WRITTEN EXERCISE:
Check each line of the records below and collect those that include the word "CLMP".

Excerpt from a dataset:
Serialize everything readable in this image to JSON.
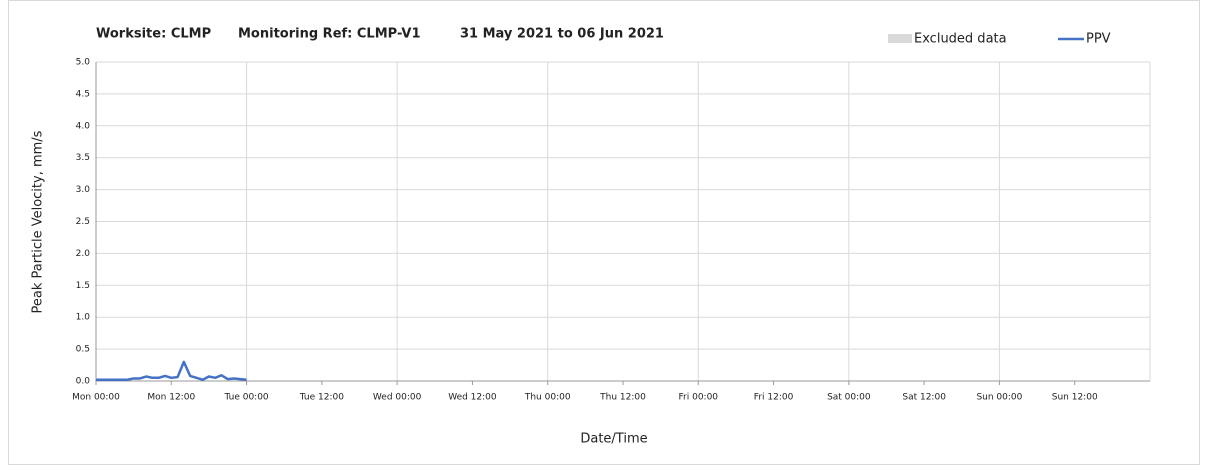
{
  "chart_data": {
    "type": "line",
    "title": [
      "Worksite: CLMP",
      "Monitoring Ref: CLMP-V1",
      "31 May 2021 to 06 Jun 2021"
    ],
    "xlabel": "Date/Time",
    "ylabel": "Peak Particle Velocity, mm/s",
    "x": [
      0,
      1,
      2,
      3,
      4,
      5,
      6,
      7,
      8,
      9,
      10,
      11,
      12,
      13,
      14,
      15,
      16,
      17,
      18,
      19,
      20,
      21,
      22,
      23,
      24
    ],
    "series": [
      {
        "name": "PPV",
        "color": "#4472c4",
        "values": [
          0.02,
          0.02,
          0.02,
          0.02,
          0.02,
          0.02,
          0.04,
          0.04,
          0.07,
          0.05,
          0.05,
          0.08,
          0.05,
          0.06,
          0.3,
          0.08,
          0.05,
          0.02,
          0.07,
          0.05,
          0.09,
          0.03,
          0.04,
          0.03,
          0.02
        ]
      }
    ],
    "excluded": {
      "name": "Excluded data",
      "color": "#d9d9d9"
    },
    "xlim": [
      0,
      168
    ],
    "xticks": [
      {
        "value": 0,
        "label": "Mon 00:00"
      },
      {
        "value": 12,
        "label": "Mon 12:00"
      },
      {
        "value": 24,
        "label": "Tue 00:00"
      },
      {
        "value": 36,
        "label": "Tue 12:00"
      },
      {
        "value": 48,
        "label": "Wed 00:00"
      },
      {
        "value": 60,
        "label": "Wed 12:00"
      },
      {
        "value": 72,
        "label": "Thu 00:00"
      },
      {
        "value": 84,
        "label": "Thu 12:00"
      },
      {
        "value": 96,
        "label": "Fri 00:00"
      },
      {
        "value": 108,
        "label": "Fri 12:00"
      },
      {
        "value": 120,
        "label": "Sat 00:00"
      },
      {
        "value": 132,
        "label": "Sat 12:00"
      },
      {
        "value": 144,
        "label": "Sun 00:00"
      },
      {
        "value": 156,
        "label": "Sun 12:00"
      }
    ],
    "ylim": [
      0,
      5
    ],
    "yticks": [
      {
        "value": 0,
        "label": "0.0"
      },
      0.5,
      {
        "value": 1,
        "label": "1.0"
      },
      1.5,
      {
        "value": 2,
        "label": "2.0"
      },
      2.5,
      {
        "value": 3,
        "label": "3.0"
      },
      3.5,
      {
        "value": 4,
        "label": "4.0"
      },
      4.5,
      {
        "value": 5,
        "label": "5.0"
      }
    ],
    "grid": true
  }
}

SOLUTION TO THIS TASK:
      "Worksite: CLMP",
      "Monitoring Ref: CLMP-V1",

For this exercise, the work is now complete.